**Raw records**
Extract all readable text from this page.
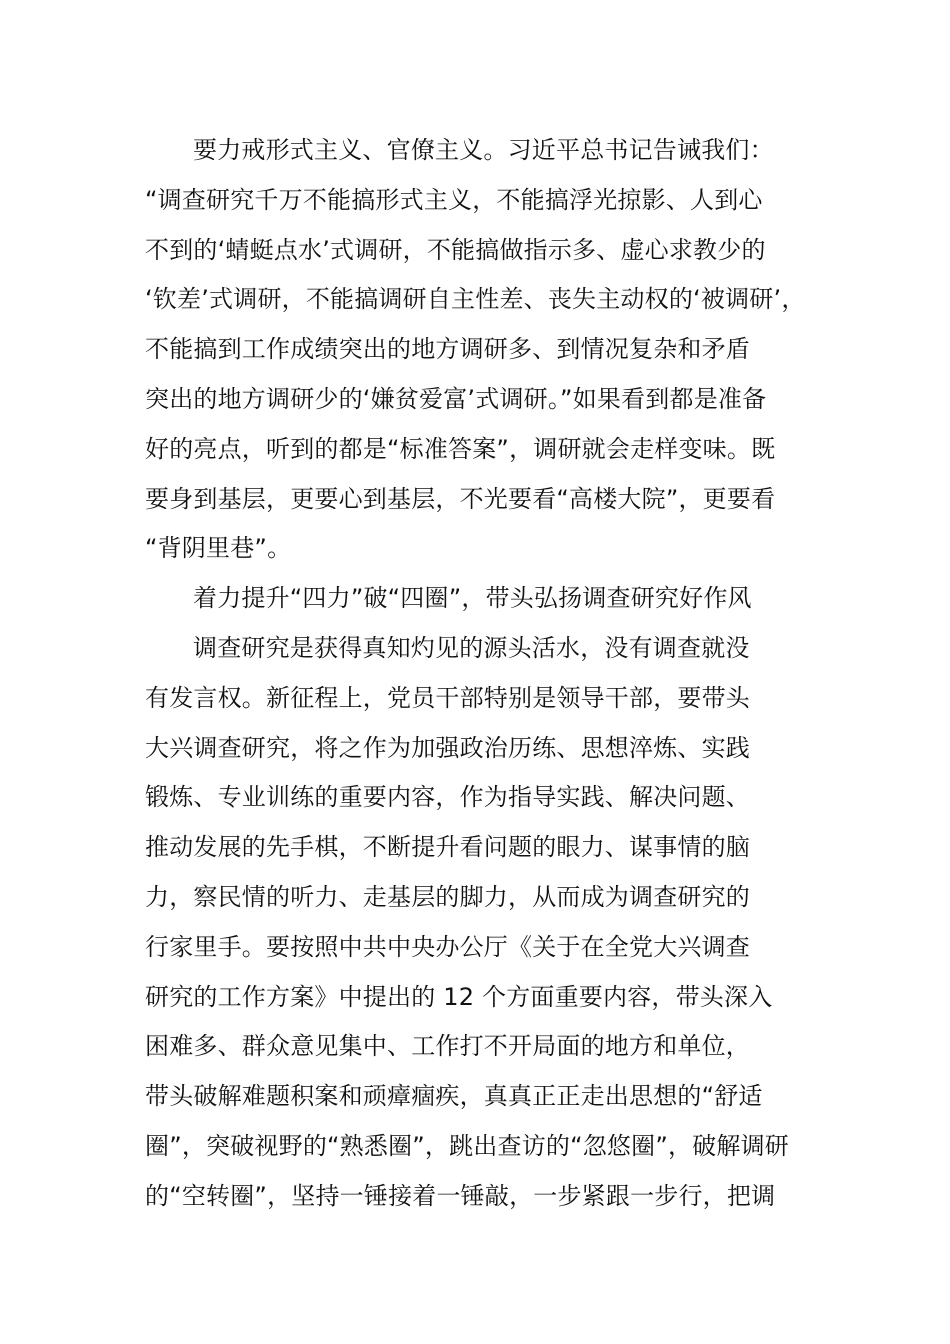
要力戒形式主义、官僚主义。习近平总书记告诫我们：
“调查研究千万不能搞形式主义，不能搞浮光掠影、人到心
不到的‘蜻蜓点水’式调研，不能搞做指示多、虚心求教少的
‘钦差’式调研，不能搞调研自主性差、丧失主动权的‘被调研’，
不能搞到工作成绩突出的地方调研多、到情况复杂和矛盾
突出的地方调研少的‘嫌贫爱富’式调研。”如果看到都是准备
好的亮点，听到的都是“标准答案”，调研就会走样变味。既
要身到基层，更要心到基层，不光要看“高楼大院”，更要看
“背阴里巷”。
着力提升“四力”破“四圈”，带头弘扬调查研究好作风
调查研究是获得真知灼见的源头活水，没有调查就没
有发言权。新征程上，党员干部特别是领导干部，要带头
大兴调查研究，将之作为加强政治历练、思想淬炼、实践
锻炼、专业训练的重要内容，作为指导实践、解决问题、
推动发展的先手棋，不断提升看问题的眼力、谋事情的脑
力，察民情的听力、走基层的脚力，从而成为调查研究的
行家里手。要按照中共中央办公厅《关于在全党大兴调查
研究的工作方案》中提出的 12 个方面重要内容，带头深入
困难多、群众意见集中、工作打不开局面的地方和单位，
带头破解难题积案和顽瘴痼疾，真真正正走出思想的“舒适
圈”，突破视野的“熟悉圈”，跳出查访的“忽悠圈”，破解调研
的“空转圈”，坚持一锤接着一锤敲，一步紧跟一步行，把调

**Goal**
Exclude all images and restate the records above word for word.

**The solution**
Extract all readable text from this page.
要力戒形式主义、官僚主义。习近平总书记告诫我们：
“调查研究千万不能搞形式主义，不能搞浮光掠影、人到心
不到的‘蜻蜓点水’式调研，不能搞做指示多、虚心求教少的
‘钦差’式调研，不能搞调研自主性差、丧失主动权的‘被调研’，
不能搞到工作成绩突出的地方调研多、到情况复杂和矛盾
突出的地方调研少的‘嫌贫爱富’式调研。”如果看到都是准备
好的亮点，听到的都是“标准答案”，调研就会走样变味。既
要身到基层，更要心到基层，不光要看“高楼大院”，更要看
“背阴里巷”。
着力提升“四力”破“四圈”，带头弘扬调查研究好作风
调查研究是获得真知灼见的源头活水，没有调查就没
有发言权。新征程上，党员干部特别是领导干部，要带头
大兴调查研究，将之作为加强政治历练、思想淬炼、实践
锻炼、专业训练的重要内容，作为指导实践、解决问题、
推动发展的先手棋，不断提升看问题的眼力、谋事情的脑
力，察民情的听力、走基层的脚力，从而成为调查研究的
行家里手。要按照中共中央办公厅《关于在全党大兴调查
研究的工作方案》中提出的 12 个方面重要内容，带头深入
困难多、群众意见集中、工作打不开局面的地方和单位，
带头破解难题积案和顽瘴痼疾，真真正正走出思想的“舒适
圈”，突破视野的“熟悉圈”，跳出查访的“忽悠圈”，破解调研
的“空转圈”，坚持一锤接着一锤敲，一步紧跟一步行，把调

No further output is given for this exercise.